***** INFORMATION SHOWN

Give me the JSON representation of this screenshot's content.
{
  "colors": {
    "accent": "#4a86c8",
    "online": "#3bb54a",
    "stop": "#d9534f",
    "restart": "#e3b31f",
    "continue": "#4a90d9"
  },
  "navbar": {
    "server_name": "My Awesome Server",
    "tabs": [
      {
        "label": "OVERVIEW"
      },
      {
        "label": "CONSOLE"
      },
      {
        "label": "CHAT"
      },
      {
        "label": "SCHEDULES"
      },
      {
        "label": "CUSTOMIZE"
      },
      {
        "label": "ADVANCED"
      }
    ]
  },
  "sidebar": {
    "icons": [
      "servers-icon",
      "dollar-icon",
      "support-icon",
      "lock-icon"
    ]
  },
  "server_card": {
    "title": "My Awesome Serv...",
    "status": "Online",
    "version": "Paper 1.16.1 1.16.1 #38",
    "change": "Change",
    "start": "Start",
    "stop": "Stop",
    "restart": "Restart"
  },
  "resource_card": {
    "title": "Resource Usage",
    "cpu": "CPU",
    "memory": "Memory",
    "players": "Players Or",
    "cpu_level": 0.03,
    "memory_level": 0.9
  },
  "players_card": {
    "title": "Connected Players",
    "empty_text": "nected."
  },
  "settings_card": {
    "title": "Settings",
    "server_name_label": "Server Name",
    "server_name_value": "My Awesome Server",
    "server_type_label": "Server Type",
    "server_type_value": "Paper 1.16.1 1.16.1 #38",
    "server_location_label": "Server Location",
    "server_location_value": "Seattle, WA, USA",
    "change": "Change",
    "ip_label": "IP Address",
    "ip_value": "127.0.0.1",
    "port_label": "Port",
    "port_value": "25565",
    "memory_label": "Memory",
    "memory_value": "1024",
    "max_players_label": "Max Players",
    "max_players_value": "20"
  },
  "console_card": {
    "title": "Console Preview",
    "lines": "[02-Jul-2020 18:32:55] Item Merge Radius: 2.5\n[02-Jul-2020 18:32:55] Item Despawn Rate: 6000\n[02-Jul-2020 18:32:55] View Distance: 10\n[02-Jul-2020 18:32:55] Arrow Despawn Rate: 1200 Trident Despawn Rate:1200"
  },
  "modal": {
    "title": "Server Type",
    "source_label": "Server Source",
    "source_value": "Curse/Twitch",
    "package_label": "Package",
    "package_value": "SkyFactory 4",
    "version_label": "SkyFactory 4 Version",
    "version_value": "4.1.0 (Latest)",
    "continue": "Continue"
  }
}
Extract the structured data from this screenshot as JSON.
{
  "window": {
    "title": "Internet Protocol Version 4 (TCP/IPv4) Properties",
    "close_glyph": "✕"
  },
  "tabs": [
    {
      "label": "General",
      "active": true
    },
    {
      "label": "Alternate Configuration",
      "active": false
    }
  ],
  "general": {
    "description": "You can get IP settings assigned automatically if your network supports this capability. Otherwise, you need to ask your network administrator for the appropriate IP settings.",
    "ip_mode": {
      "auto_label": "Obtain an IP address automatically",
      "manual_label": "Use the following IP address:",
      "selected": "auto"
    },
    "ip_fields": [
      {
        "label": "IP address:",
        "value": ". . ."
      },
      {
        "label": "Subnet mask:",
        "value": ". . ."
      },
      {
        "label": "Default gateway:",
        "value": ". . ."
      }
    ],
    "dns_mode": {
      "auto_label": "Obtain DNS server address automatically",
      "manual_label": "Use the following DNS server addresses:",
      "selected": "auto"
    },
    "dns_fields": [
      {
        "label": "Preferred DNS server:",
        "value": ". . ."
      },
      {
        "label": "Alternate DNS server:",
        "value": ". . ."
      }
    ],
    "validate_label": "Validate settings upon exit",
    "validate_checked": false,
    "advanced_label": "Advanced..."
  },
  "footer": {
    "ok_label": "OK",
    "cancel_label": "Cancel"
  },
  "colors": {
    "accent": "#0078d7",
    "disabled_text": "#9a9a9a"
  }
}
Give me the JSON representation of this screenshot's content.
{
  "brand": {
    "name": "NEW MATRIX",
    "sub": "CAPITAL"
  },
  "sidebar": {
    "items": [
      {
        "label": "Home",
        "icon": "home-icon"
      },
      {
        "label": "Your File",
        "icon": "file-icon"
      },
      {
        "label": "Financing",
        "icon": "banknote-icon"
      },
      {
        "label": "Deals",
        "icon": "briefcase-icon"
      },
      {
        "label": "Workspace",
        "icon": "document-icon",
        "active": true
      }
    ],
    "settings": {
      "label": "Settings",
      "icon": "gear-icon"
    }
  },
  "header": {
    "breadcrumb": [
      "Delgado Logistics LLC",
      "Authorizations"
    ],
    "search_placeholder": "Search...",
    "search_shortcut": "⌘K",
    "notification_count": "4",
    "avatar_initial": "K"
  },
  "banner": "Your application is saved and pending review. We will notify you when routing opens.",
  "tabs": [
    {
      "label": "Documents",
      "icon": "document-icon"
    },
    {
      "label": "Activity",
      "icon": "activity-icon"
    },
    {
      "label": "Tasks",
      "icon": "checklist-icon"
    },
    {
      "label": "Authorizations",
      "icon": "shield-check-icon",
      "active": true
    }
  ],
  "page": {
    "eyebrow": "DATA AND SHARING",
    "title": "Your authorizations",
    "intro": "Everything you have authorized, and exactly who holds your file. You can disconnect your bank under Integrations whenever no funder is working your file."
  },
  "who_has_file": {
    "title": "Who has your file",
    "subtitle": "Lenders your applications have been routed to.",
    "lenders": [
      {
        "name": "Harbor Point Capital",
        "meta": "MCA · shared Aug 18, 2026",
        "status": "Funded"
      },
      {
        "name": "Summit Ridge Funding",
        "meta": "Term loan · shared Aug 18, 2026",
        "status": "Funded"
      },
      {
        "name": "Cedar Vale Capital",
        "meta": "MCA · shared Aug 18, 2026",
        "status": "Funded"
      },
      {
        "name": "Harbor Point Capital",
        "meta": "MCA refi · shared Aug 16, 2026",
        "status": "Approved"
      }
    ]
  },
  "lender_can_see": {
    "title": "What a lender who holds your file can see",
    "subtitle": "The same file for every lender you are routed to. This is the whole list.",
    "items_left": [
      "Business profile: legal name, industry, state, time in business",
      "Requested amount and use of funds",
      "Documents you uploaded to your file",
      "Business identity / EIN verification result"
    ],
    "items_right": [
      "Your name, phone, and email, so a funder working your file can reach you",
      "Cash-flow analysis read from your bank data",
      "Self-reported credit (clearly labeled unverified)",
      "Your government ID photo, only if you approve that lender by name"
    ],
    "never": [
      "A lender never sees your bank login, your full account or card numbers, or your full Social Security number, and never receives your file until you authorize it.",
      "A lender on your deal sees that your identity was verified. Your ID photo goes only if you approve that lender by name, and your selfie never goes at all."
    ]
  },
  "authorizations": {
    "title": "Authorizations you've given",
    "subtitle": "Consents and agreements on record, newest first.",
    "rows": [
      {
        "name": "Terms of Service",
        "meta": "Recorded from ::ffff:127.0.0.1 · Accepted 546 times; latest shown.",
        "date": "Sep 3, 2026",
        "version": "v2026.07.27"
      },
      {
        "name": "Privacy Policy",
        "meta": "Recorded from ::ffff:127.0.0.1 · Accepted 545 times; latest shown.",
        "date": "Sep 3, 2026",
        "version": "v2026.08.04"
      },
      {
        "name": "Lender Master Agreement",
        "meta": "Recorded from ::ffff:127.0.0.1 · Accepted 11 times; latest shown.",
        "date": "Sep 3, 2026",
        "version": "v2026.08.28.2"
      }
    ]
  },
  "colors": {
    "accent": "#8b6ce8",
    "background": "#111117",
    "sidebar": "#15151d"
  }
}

**********

REQUEST: Print the listing above in its entirety, with every line exact.

SOLVED PROBLEM:
Give me the JSON representation of this screenshot's content.
{
  "colors": {
    "accent": "#4a86c8",
    "online": "#3bb54a",
    "stop": "#d9534f",
    "restart": "#e3b31f",
    "continue": "#4a90d9"
  },
  "navbar": {
    "server_name": "My Awesome Server",
    "tabs": [
      {
        "label": "OVERVIEW"
      },
      {
        "label": "CONSOLE"
      },
      {
        "label": "CHAT"
      },
      {
        "label": "SCHEDULES"
      },
      {
        "label": "CUSTOMIZE"
      },
      {
        "label": "ADVANCED"
      }
    ]
  },
  "sidebar": {
    "icons": [
      "servers-icon",
      "dollar-icon",
      "support-icon",
      "lock-icon"
    ]
  },
  "server_card": {
    "title": "My Awesome Serv...",
    "status": "Online",
    "version": "Paper 1.16.1 1.16.1 #38",
    "change": "Change",
    "start": "Start",
    "stop": "Stop",
    "restart": "Restart"
  },
  "resource_card": {
    "title": "Resource Usage",
    "cpu": "CPU",
    "memory": "Memory",
    "players": "Players Or",
    "cpu_level": 0.03,
    "memory_level": 0.9
  },
  "players_card": {
    "title": "Connected Players",
    "empty_text": "nected."
  },
  "settings_card": {
    "title": "Settings",
    "server_name_label": "Server Name",
    "server_name_value": "My Awesome Server",
    "server_type_label": "Server Type",
    "server_type_value": "Paper 1.16.1 1.16.1 #38",
    "server_location_label": "Server Location",
    "server_location_value": "Seattle, WA, USA",
    "change": "Change",
    "ip_label": "IP Address",
    "ip_value": "127.0.0.1",
    "port_label": "Port",
    "port_value": "25565",
    "memory_label": "Memory",
    "memory_value": "1024",
    "max_players_label": "Max Players",
    "max_players_value": "20"
  },
  "console_card": {
    "title": "Console Preview",
    "lines": "[02-Jul-2020 18:32:55] Item Merge Radius: 2.5\n[02-Jul-2020 18:32:55] Item Despawn Rate: 6000\n[02-Jul-2020 18:32:55] View Distance: 10\n[02-Jul-2020 18:32:55] Arrow Despawn Rate: 1200 Trident Despawn Rate:1200"
  },
  "modal": {
    "title": "Server Type",
    "source_label": "Server Source",
    "source_value": "Curse/Twitch",
    "package_label": "Package",
    "package_value": "SkyFactory 4",
    "version_label": "SkyFactory 4 Version",
    "version_value": "4.1.0 (Latest)",
    "continue": "Continue"
  }
}
Extract the structured data from this screenshot as JSON.
{
  "window": {
    "title": "Internet Protocol Version 4 (TCP/IPv4) Properties",
    "close_glyph": "✕"
  },
  "tabs": [
    {
      "label": "General",
      "active": true
    },
    {
      "label": "Alternate Configuration",
      "active": false
    }
  ],
  "general": {
    "description": "You can get IP settings assigned automatically if your network supports this capability. Otherwise, you need to ask your network administrator for the appropriate IP settings.",
    "ip_mode": {
      "auto_label": "Obtain an IP address automatically",
      "manual_label": "Use the following IP address:",
      "selected": "auto"
    },
    "ip_fields": [
      {
        "label": "IP address:",
        "value": ". . ."
      },
      {
        "label": "Subnet mask:",
        "value": ". . ."
      },
      {
        "label": "Default gateway:",
        "value": ". . ."
      }
    ],
    "dns_mode": {
      "auto_label": "Obtain DNS server address automatically",
      "manual_label": "Use the following DNS server addresses:",
      "selected": "auto"
    },
    "dns_fields": [
      {
        "label": "Preferred DNS server:",
        "value": ". . ."
      },
      {
        "label": "Alternate DNS server:",
        "value": ". . ."
      }
    ],
    "validate_label": "Validate settings upon exit",
    "validate_checked": false,
    "advanced_label": "Advanced..."
  },
  "footer": {
    "ok_label": "OK",
    "cancel_label": "Cancel"
  },
  "colors": {
    "accent": "#0078d7",
    "disabled_text": "#9a9a9a"
  }
}
Give me the JSON representation of this screenshot's content.
{
  "brand": {
    "name": "NEW MATRIX",
    "sub": "CAPITAL"
  },
  "sidebar": {
    "items": [
      {
        "label": "Home",
        "icon": "home-icon"
      },
      {
        "label": "Your File",
        "icon": "file-icon"
      },
      {
        "label": "Financing",
        "icon": "banknote-icon"
      },
      {
        "label": "Deals",
        "icon": "briefcase-icon"
      },
      {
        "label": "Workspace",
        "icon": "document-icon",
        "active": true
      }
    ],
    "settings": {
      "label": "Settings",
      "icon": "gear-icon"
    }
  },
  "header": {
    "breadcrumb": [
      "Delgado Logistics LLC",
      "Authorizations"
    ],
    "search_placeholder": "Search...",
    "search_shortcut": "⌘K",
    "notification_count": "4",
    "avatar_initial": "K"
  },
  "banner": "Your application is saved and pending review. We will notify you when routing opens.",
  "tabs": [
    {
      "label": "Documents",
      "icon": "document-icon"
    },
    {
      "label": "Activity",
      "icon": "activity-icon"
    },
    {
      "label": "Tasks",
      "icon": "checklist-icon"
    },
    {
      "label": "Authorizations",
      "icon": "shield-check-icon",
      "active": true
    }
  ],
  "page": {
    "eyebrow": "DATA AND SHARING",
    "title": "Your authorizations",
    "intro": "Everything you have authorized, and exactly who holds your file. You can disconnect your bank under Integrations whenever no funder is working your file."
  },
  "who_has_file": {
    "title": "Who has your file",
    "subtitle": "Lenders your applications have been routed to.",
    "lenders": [
      {
        "name": "Harbor Point Capital",
        "meta": "MCA · shared Aug 18, 2026",
        "status": "Funded"
      },
      {
        "name": "Summit Ridge Funding",
        "meta": "Term loan · shared Aug 18, 2026",
        "status": "Funded"
      },
      {
        "name": "Cedar Vale Capital",
        "meta": "MCA · shared Aug 18, 2026",
        "status": "Funded"
      },
      {
        "name": "Harbor Point Capital",
        "meta": "MCA refi · shared Aug 16, 2026",
        "status": "Approved"
      }
    ]
  },
  "lender_can_see": {
    "title": "What a lender who holds your file can see",
    "subtitle": "The same file for every lender you are routed to. This is the whole list.",
    "items_left": [
      "Business profile: legal name, industry, state, time in business",
      "Requested amount and use of funds",
      "Documents you uploaded to your file",
      "Business identity / EIN verification result"
    ],
    "items_right": [
      "Your name, phone, and email, so a funder working your file can reach you",
      "Cash-flow analysis read from your bank data",
      "Self-reported credit (clearly labeled unverified)",
      "Your government ID photo, only if you approve that lender by name"
    ],
    "never": [
      "A lender never sees your bank login, your full account or card numbers, or your full Social Security number, and never receives your file until you authorize it.",
      "A lender on your deal sees that your identity was verified. Your ID photo goes only if you approve that lender by name, and your selfie never goes at all."
    ]
  },
  "authorizations": {
    "title": "Authorizations you've given",
    "subtitle": "Consents and agreements on record, newest first.",
    "rows": [
      {
        "name": "Terms of Service",
        "meta": "Recorded from ::ffff:127.0.0.1 · Accepted 546 times; latest shown.",
        "date": "Sep 3, 2026",
        "version": "v2026.07.27"
      },
      {
        "name": "Privacy Policy",
        "meta": "Recorded from ::ffff:127.0.0.1 · Accepted 545 times; latest shown.",
        "date": "Sep 3, 2026",
        "version": "v2026.08.04"
      },
      {
        "name": "Lender Master Agreement",
        "meta": "Recorded from ::ffff:127.0.0.1 · Accepted 11 times; latest shown.",
        "date": "Sep 3, 2026",
        "version": "v2026.08.28.2"
      }
    ]
  },
  "colors": {
    "accent": "#8b6ce8",
    "background": "#111117",
    "sidebar": "#15151d"
  }
}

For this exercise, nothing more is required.